Objetivo: No trecho sobre a dor de ser deixada por quem se ama, qual é a única verdade que, segundo o texto, é preciso compreender?

Trecho do texto:
····················
Eu acho também que todas aqui já se questionaram dessa forma: “Ela me deixou, vai seguir sem mim?” “Por que antes ela me amava e agora deixou de me amar?” “O que fiz de errado para que isso acontecesse?” “Por que todas me deixam e não conseguem conviver comigo?” “Onde está agora todo aquele amor que ela sentia?”

Esses são alguns dos infindáveis questionamentos que nós mulheres fazemos quando nos deparamos com uma situação de muita dor, quando somos deixadas por quem amamos. Procuramos entender o porquê, onde, como, e não encontramos uma resposta exata. São tantas dúvidas, dores e simultâneas sensações impactantes que formam um misto de tristeza, raiva, mágoa, depressão, ridicularização, negação e desespero com relação a quem amamos e ao que sentimos.

Não importa quanto tempo isso dure, cada uma tem o seu momento para se re(descobrir) e se reerguer. Dizem que somente amando se aprende a amar, que somente através da dor que evoluímos e nos purificamos e que somente através do amor(dor) é que chegamos a Deus.

Amor e dor caminham juntos? Eu redigiria um texto imenso aqui se fosse analisar essa questão. Uns acham que sim, outros que não. Mas isso também não vem ao caso agora. Estamos tratando em saber lidar com a dor de ser deixada, quando nos sentimos rejeitadas, abandonadas, vulneráveis e tolhidas.

Não importa se era paixão ou amor ou qualquer outro sentimento, quando caminhamos com alguém de mãos dadas por um certo tempo e esse alguém decide soltar nossa mão, parece que o chão se abre embaixo dos pés. O sol escurece, seus sonhos viram pó, seus planos já não importam, nada faz mais sentido quando sentimos a dor do término de uma relação, quando alguém nos deixa ou, principalmente, deixa de nos amar…

Não adianta fazer perguntas, procurar sentido, respostas, nem se culpar. Nessas horas, por mais difícil que seja caminhar, é necessário compreender uma única verdade: vai passar. Dure o tempo que durar, essa dor vai passar.
····················
Material de origem:
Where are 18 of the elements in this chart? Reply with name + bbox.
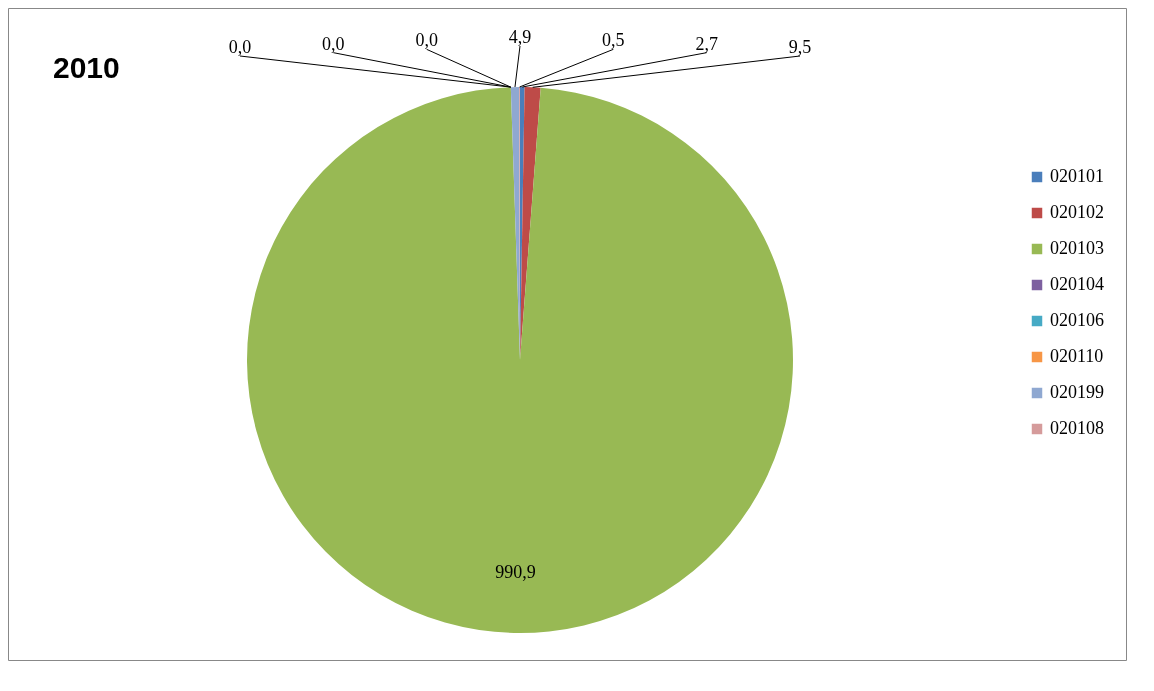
····················
Resposta certa: Que vai passar: dure o tempo que durar, essa dor vai passar.